[Data entries]
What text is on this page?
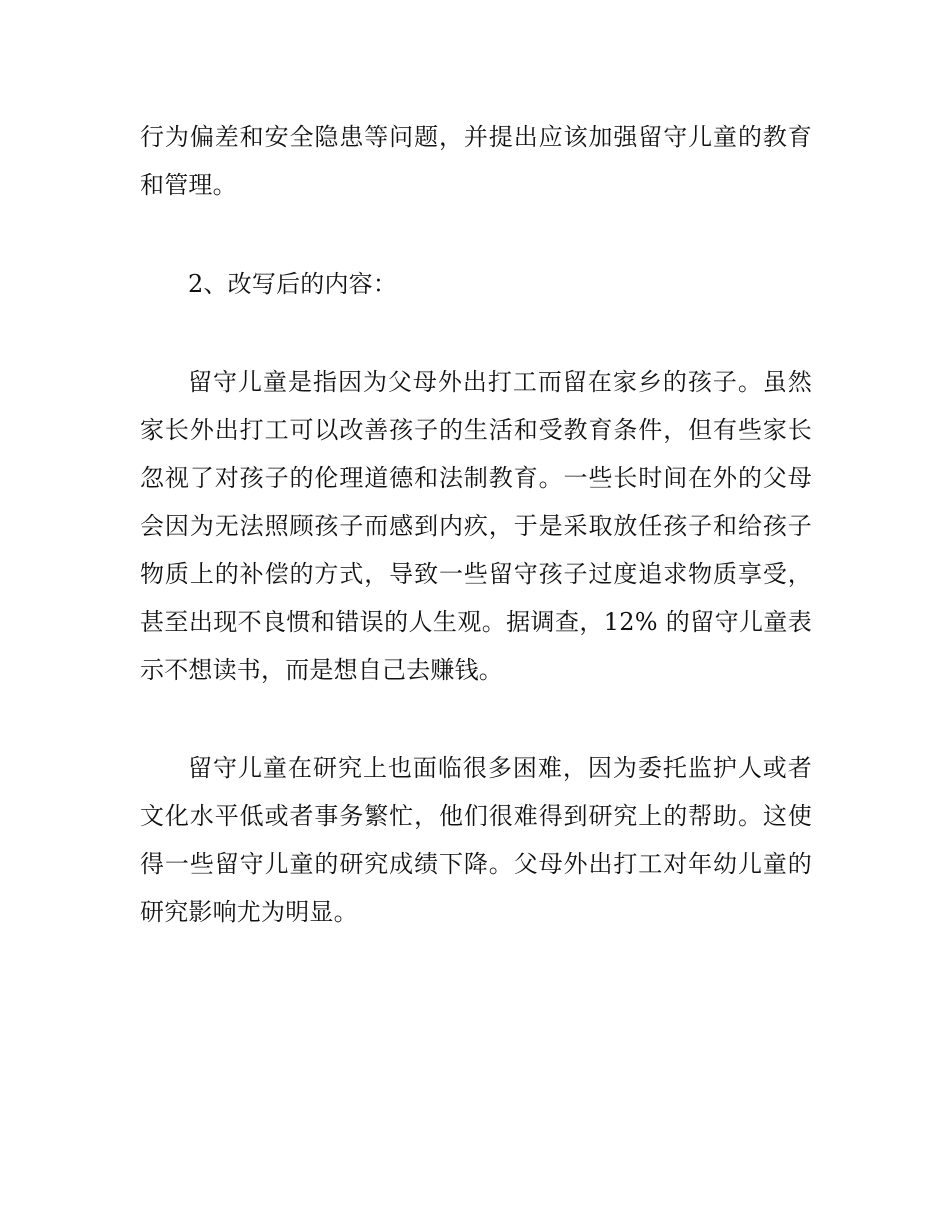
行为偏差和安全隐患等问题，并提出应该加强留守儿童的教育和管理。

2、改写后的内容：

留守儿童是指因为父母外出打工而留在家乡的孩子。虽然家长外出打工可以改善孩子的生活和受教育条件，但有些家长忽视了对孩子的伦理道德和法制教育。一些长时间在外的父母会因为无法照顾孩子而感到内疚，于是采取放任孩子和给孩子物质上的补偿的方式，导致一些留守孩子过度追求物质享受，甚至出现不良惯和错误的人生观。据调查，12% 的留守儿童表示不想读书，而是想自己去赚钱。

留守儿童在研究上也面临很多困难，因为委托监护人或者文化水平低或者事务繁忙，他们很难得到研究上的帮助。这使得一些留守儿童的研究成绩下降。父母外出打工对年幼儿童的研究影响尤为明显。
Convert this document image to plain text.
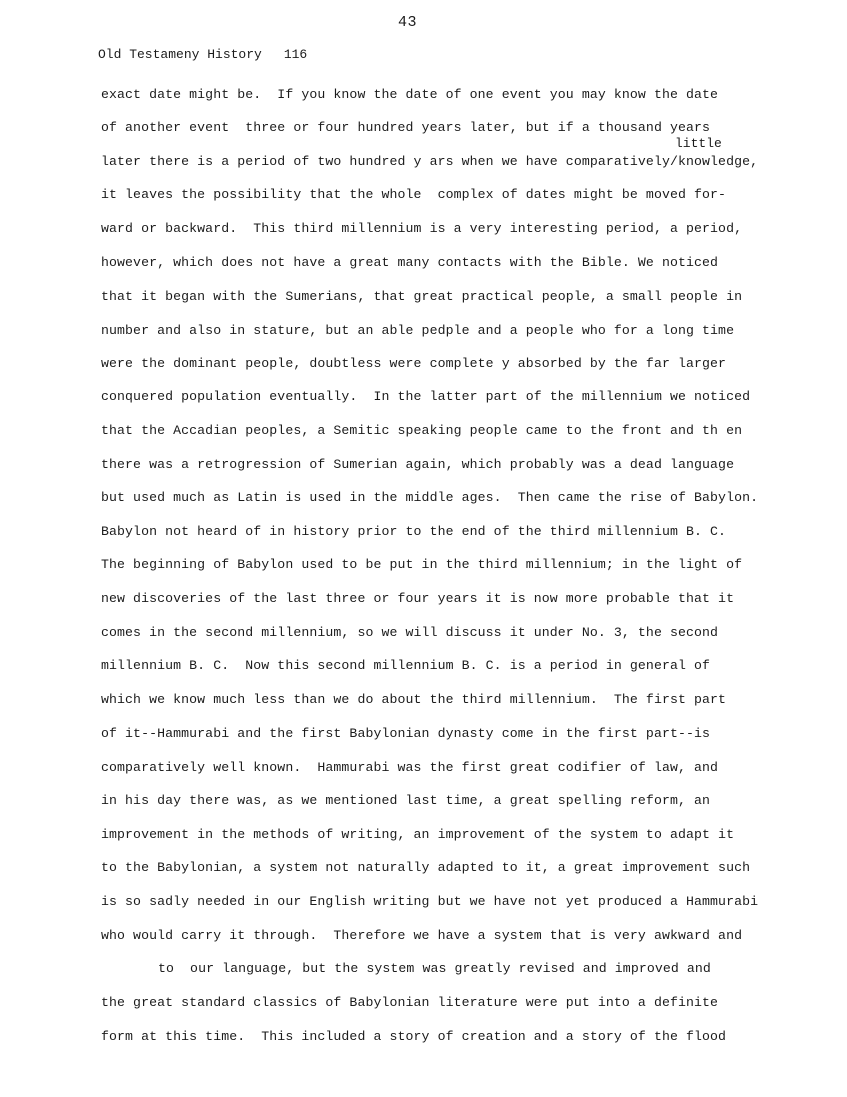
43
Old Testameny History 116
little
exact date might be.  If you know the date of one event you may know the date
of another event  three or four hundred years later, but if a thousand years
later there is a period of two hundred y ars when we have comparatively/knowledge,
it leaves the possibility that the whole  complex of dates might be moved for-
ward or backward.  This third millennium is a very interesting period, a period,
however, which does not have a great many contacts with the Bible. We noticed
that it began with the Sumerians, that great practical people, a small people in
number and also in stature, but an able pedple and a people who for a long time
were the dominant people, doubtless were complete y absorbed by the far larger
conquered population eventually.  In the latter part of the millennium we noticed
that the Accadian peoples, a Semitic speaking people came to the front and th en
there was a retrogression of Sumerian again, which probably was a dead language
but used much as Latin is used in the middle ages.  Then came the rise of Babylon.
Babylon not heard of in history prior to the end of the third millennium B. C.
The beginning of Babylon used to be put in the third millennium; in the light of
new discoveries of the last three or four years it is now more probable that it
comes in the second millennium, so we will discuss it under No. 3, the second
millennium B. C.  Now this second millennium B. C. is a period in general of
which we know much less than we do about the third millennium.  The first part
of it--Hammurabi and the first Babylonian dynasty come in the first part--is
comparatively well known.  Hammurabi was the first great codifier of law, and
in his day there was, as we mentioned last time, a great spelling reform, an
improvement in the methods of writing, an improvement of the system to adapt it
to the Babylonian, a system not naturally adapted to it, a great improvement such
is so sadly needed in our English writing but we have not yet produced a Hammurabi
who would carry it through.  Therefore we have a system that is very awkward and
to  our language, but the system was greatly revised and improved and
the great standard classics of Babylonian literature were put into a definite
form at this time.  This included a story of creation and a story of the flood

Work to do
Go through the listing above and write it all out exactly, leaving out any picture.

Complete response
What text is on this page?
行为偏差和安全隐患等问题，并提出应该加强留守儿童的教育和管理。

2、改写后的内容：

留守儿童是指因为父母外出打工而留在家乡的孩子。虽然家长外出打工可以改善孩子的生活和受教育条件，但有些家长忽视了对孩子的伦理道德和法制教育。一些长时间在外的父母会因为无法照顾孩子而感到内疚，于是采取放任孩子和给孩子物质上的补偿的方式，导致一些留守孩子过度追求物质享受，甚至出现不良惯和错误的人生观。据调查，12% 的留守儿童表示不想读书，而是想自己去赚钱。

留守儿童在研究上也面临很多困难，因为委托监护人或者文化水平低或者事务繁忙，他们很难得到研究上的帮助。这使得一些留守儿童的研究成绩下降。父母外出打工对年幼儿童的研究影响尤为明显。
Convert this document image to plain text.
43
Old Testameny History 116
little
exact date might be.  If you know the date of one event you may know the date
of another event  three or four hundred years later, but if a thousand years
later there is a period of two hundred y ars when we have comparatively/knowledge,
it leaves the possibility that the whole  complex of dates might be moved for-
ward or backward.  This third millennium is a very interesting period, a period,
however, which does not have a great many contacts with the Bible. We noticed
that it began with the Sumerians, that great practical people, a small people in
number and also in stature, but an able pedple and a people who for a long time
were the dominant people, doubtless were complete y absorbed by the far larger
conquered population eventually.  In the latter part of the millennium we noticed
that the Accadian peoples, a Semitic speaking people came to the front and th en
there was a retrogression of Sumerian again, which probably was a dead language
but used much as Latin is used in the middle ages.  Then came the rise of Babylon.
Babylon not heard of in history prior to the end of the third millennium B. C.
The beginning of Babylon used to be put in the third millennium; in the light of
new discoveries of the last three or four years it is now more probable that it
comes in the second millennium, so we will discuss it under No. 3, the second
millennium B. C.  Now this second millennium B. C. is a period in general of
which we know much less than we do about the third millennium.  The first part
of it--Hammurabi and the first Babylonian dynasty come in the first part--is
comparatively well known.  Hammurabi was the first great codifier of law, and
in his day there was, as we mentioned last time, a great spelling reform, an
improvement in the methods of writing, an improvement of the system to adapt it
to the Babylonian, a system not naturally adapted to it, a great improvement such
is so sadly needed in our English writing but we have not yet produced a Hammurabi
who would carry it through.  Therefore we have a system that is very awkward and
to  our language, but the system was greatly revised and improved and
the great standard classics of Babylonian literature were put into a definite
form at this time.  This included a story of creation and a story of the flood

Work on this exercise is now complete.